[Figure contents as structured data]
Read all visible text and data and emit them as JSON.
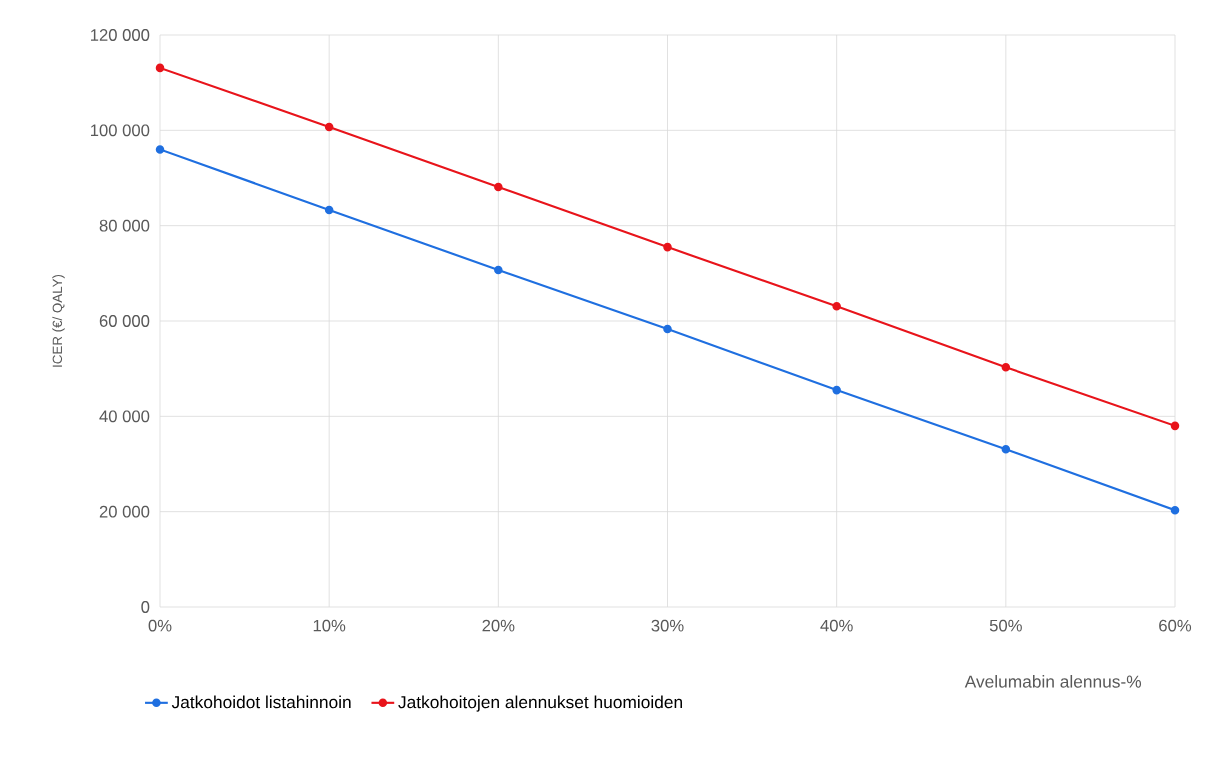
{
  "chart_data": {
    "type": "line",
    "xlabel": "Avelumabin alennus-%",
    "ylabel": "ICER (€/ QALY)",
    "x": [
      0,
      10,
      20,
      30,
      40,
      50,
      60
    ],
    "series": [
      {
        "name": "Jatkohoidot listahinnoin",
        "color": "#1f6fe0",
        "values": [
          96000,
          83300,
          70700,
          58300,
          45500,
          33100,
          20300
        ]
      },
      {
        "name": "Jatkohoitojen alennukset huomioiden",
        "color": "#e8141b",
        "values": [
          113100,
          100700,
          88100,
          75500,
          63100,
          50300,
          38000
        ]
      }
    ],
    "xlim": [
      0,
      60
    ],
    "xticks": [
      {
        "value": 0,
        "label": "0%"
      },
      {
        "value": 10,
        "label": "10%"
      },
      {
        "value": 20,
        "label": "20%"
      },
      {
        "value": 30,
        "label": "30%"
      },
      {
        "value": 40,
        "label": "40%"
      },
      {
        "value": 50,
        "label": "50%"
      },
      {
        "value": 60,
        "label": "60%"
      }
    ],
    "ylim": [
      0,
      120000
    ],
    "yticks": [
      0,
      {
        "value": 20000,
        "label": "20 000"
      },
      {
        "value": 40000,
        "label": "40 000"
      },
      {
        "value": 60000,
        "label": "60 000"
      },
      {
        "value": 80000,
        "label": "80 000"
      },
      {
        "value": 100000,
        "label": "100 000"
      },
      {
        "value": 120000,
        "label": "120 000"
      }
    ],
    "grid": true,
    "legend": "bottom left",
    "marker": "circle",
    "line_style": "solid"
  }
}
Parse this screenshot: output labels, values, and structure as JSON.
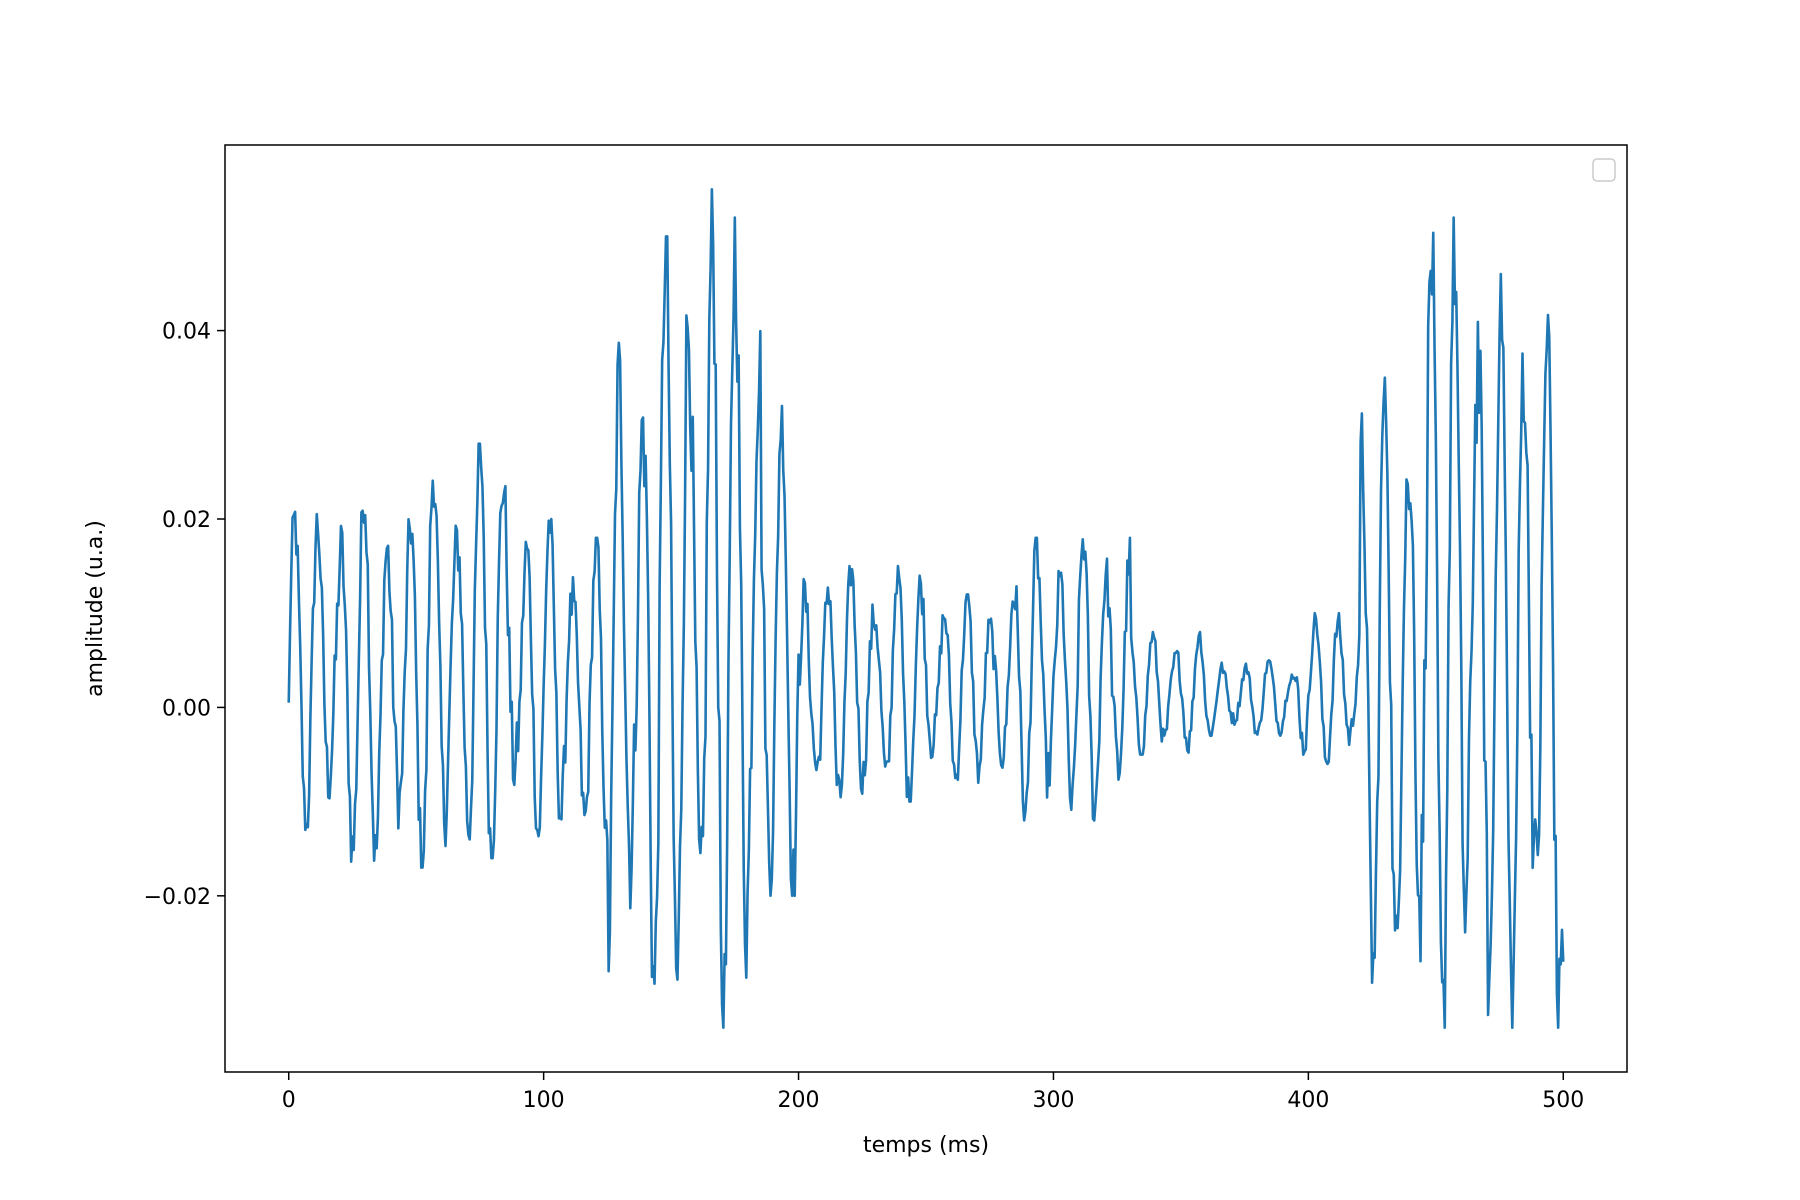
{
  "chart_data": {
    "type": "line",
    "title": "",
    "xlabel": "temps (ms)",
    "ylabel": "amplitude (u.a.)",
    "xlim": [
      -25,
      525
    ],
    "ylim": [
      -0.0387,
      0.0597
    ],
    "xticks": [
      0,
      100,
      200,
      300,
      400,
      500
    ],
    "xtick_labels": [
      "0",
      "100",
      "200",
      "300",
      "400",
      "500"
    ],
    "yticks": [
      -0.02,
      0.0,
      0.02,
      0.04
    ],
    "ytick_labels": [
      "−0.02",
      "0.00",
      "0.02",
      "0.04"
    ],
    "grid": false,
    "legend": "top-right (empty)",
    "series": [
      {
        "color": "#1f77b4",
        "x_start": 0,
        "x_end": 500,
        "segments": [
          {
            "x0": 0,
            "x1": 18,
            "max": 0.021,
            "min": -0.013
          },
          {
            "x0": 18,
            "x1": 36,
            "max": 0.023,
            "min": -0.017
          },
          {
            "x0": 36,
            "x1": 54,
            "max": 0.022,
            "min": -0.017
          },
          {
            "x0": 54,
            "x1": 72,
            "max": 0.026,
            "min": -0.016
          },
          {
            "x0": 72,
            "x1": 90,
            "max": 0.028,
            "min": -0.016
          },
          {
            "x0": 90,
            "x1": 110,
            "max": 0.02,
            "min": -0.014
          },
          {
            "x0": 110,
            "x1": 125,
            "max": 0.018,
            "min": -0.016
          },
          {
            "x0": 125,
            "x1": 140,
            "max": 0.039,
            "min": -0.028
          },
          {
            "x0": 140,
            "x1": 155,
            "max": 0.05,
            "min": -0.033
          },
          {
            "x0": 155,
            "x1": 170,
            "max": 0.055,
            "min": -0.035
          },
          {
            "x0": 170,
            "x1": 185,
            "max": 0.052,
            "min": -0.034
          },
          {
            "x0": 185,
            "x1": 200,
            "max": 0.032,
            "min": -0.02
          },
          {
            "x0": 200,
            "x1": 215,
            "max": 0.015,
            "min": -0.012
          },
          {
            "x0": 215,
            "x1": 250,
            "max": 0.015,
            "min": -0.01
          },
          {
            "x0": 250,
            "x1": 285,
            "max": 0.012,
            "min": -0.008
          },
          {
            "x0": 285,
            "x1": 330,
            "max": 0.018,
            "min": -0.012
          },
          {
            "x0": 330,
            "x1": 360,
            "max": 0.008,
            "min": -0.005
          },
          {
            "x0": 360,
            "x1": 395,
            "max": 0.005,
            "min": -0.003
          },
          {
            "x0": 395,
            "x1": 420,
            "max": 0.01,
            "min": -0.006
          },
          {
            "x0": 420,
            "x1": 440,
            "max": 0.035,
            "min": -0.03
          },
          {
            "x0": 440,
            "x1": 470,
            "max": 0.052,
            "min": -0.034
          },
          {
            "x0": 470,
            "x1": 500,
            "max": 0.046,
            "min": -0.034
          }
        ],
        "end_value": -0.027
      }
    ]
  },
  "colors": {
    "line": "#1f77b4",
    "axes": "#000000",
    "background": "#ffffff",
    "legend_border": "#cccccc"
  }
}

**Exercise requirements**
Make an exact copy of the records above, with the pictures left out.

**Solution to this problem**
Read all visible text and data and emit them as JSON.
{
  "chart_data": {
    "type": "line",
    "xlabel": "Avelumabin alennus-%",
    "ylabel": "ICER (€/ QALY)",
    "x": [
      0,
      10,
      20,
      30,
      40,
      50,
      60
    ],
    "series": [
      {
        "name": "Jatkohoidot listahinnoin",
        "color": "#1f6fe0",
        "values": [
          96000,
          83300,
          70700,
          58300,
          45500,
          33100,
          20300
        ]
      },
      {
        "name": "Jatkohoitojen alennukset huomioiden",
        "color": "#e8141b",
        "values": [
          113100,
          100700,
          88100,
          75500,
          63100,
          50300,
          38000
        ]
      }
    ],
    "xlim": [
      0,
      60
    ],
    "xticks": [
      {
        "value": 0,
        "label": "0%"
      },
      {
        "value": 10,
        "label": "10%"
      },
      {
        "value": 20,
        "label": "20%"
      },
      {
        "value": 30,
        "label": "30%"
      },
      {
        "value": 40,
        "label": "40%"
      },
      {
        "value": 50,
        "label": "50%"
      },
      {
        "value": 60,
        "label": "60%"
      }
    ],
    "ylim": [
      0,
      120000
    ],
    "yticks": [
      0,
      {
        "value": 20000,
        "label": "20 000"
      },
      {
        "value": 40000,
        "label": "40 000"
      },
      {
        "value": 60000,
        "label": "60 000"
      },
      {
        "value": 80000,
        "label": "80 000"
      },
      {
        "value": 100000,
        "label": "100 000"
      },
      {
        "value": 120000,
        "label": "120 000"
      }
    ],
    "grid": true,
    "legend": "bottom left",
    "marker": "circle",
    "line_style": "solid"
  }
}
Parse this screenshot: output labels, values, and structure as JSON.
{
  "chart_data": {
    "type": "line",
    "title": "",
    "xlabel": "temps (ms)",
    "ylabel": "amplitude (u.a.)",
    "xlim": [
      -25,
      525
    ],
    "ylim": [
      -0.0387,
      0.0597
    ],
    "xticks": [
      0,
      100,
      200,
      300,
      400,
      500
    ],
    "xtick_labels": [
      "0",
      "100",
      "200",
      "300",
      "400",
      "500"
    ],
    "yticks": [
      -0.02,
      0.0,
      0.02,
      0.04
    ],
    "ytick_labels": [
      "−0.02",
      "0.00",
      "0.02",
      "0.04"
    ],
    "grid": false,
    "legend": "top-right (empty)",
    "series": [
      {
        "color": "#1f77b4",
        "x_start": 0,
        "x_end": 500,
        "segments": [
          {
            "x0": 0,
            "x1": 18,
            "max": 0.021,
            "min": -0.013
          },
          {
            "x0": 18,
            "x1": 36,
            "max": 0.023,
            "min": -0.017
          },
          {
            "x0": 36,
            "x1": 54,
            "max": 0.022,
            "min": -0.017
          },
          {
            "x0": 54,
            "x1": 72,
            "max": 0.026,
            "min": -0.016
          },
          {
            "x0": 72,
            "x1": 90,
            "max": 0.028,
            "min": -0.016
          },
          {
            "x0": 90,
            "x1": 110,
            "max": 0.02,
            "min": -0.014
          },
          {
            "x0": 110,
            "x1": 125,
            "max": 0.018,
            "min": -0.016
          },
          {
            "x0": 125,
            "x1": 140,
            "max": 0.039,
            "min": -0.028
          },
          {
            "x0": 140,
            "x1": 155,
            "max": 0.05,
            "min": -0.033
          },
          {
            "x0": 155,
            "x1": 170,
            "max": 0.055,
            "min": -0.035
          },
          {
            "x0": 170,
            "x1": 185,
            "max": 0.052,
            "min": -0.034
          },
          {
            "x0": 185,
            "x1": 200,
            "max": 0.032,
            "min": -0.02
          },
          {
            "x0": 200,
            "x1": 215,
            "max": 0.015,
            "min": -0.012
          },
          {
            "x0": 215,
            "x1": 250,
            "max": 0.015,
            "min": -0.01
          },
          {
            "x0": 250,
            "x1": 285,
            "max": 0.012,
            "min": -0.008
          },
          {
            "x0": 285,
            "x1": 330,
            "max": 0.018,
            "min": -0.012
          },
          {
            "x0": 330,
            "x1": 360,
            "max": 0.008,
            "min": -0.005
          },
          {
            "x0": 360,
            "x1": 395,
            "max": 0.005,
            "min": -0.003
          },
          {
            "x0": 395,
            "x1": 420,
            "max": 0.01,
            "min": -0.006
          },
          {
            "x0": 420,
            "x1": 440,
            "max": 0.035,
            "min": -0.03
          },
          {
            "x0": 440,
            "x1": 470,
            "max": 0.052,
            "min": -0.034
          },
          {
            "x0": 470,
            "x1": 500,
            "max": 0.046,
            "min": -0.034
          }
        ],
        "end_value": -0.027
      }
    ]
  },
  "colors": {
    "line": "#1f77b4",
    "axes": "#000000",
    "background": "#ffffff",
    "legend_border": "#cccccc"
  }
}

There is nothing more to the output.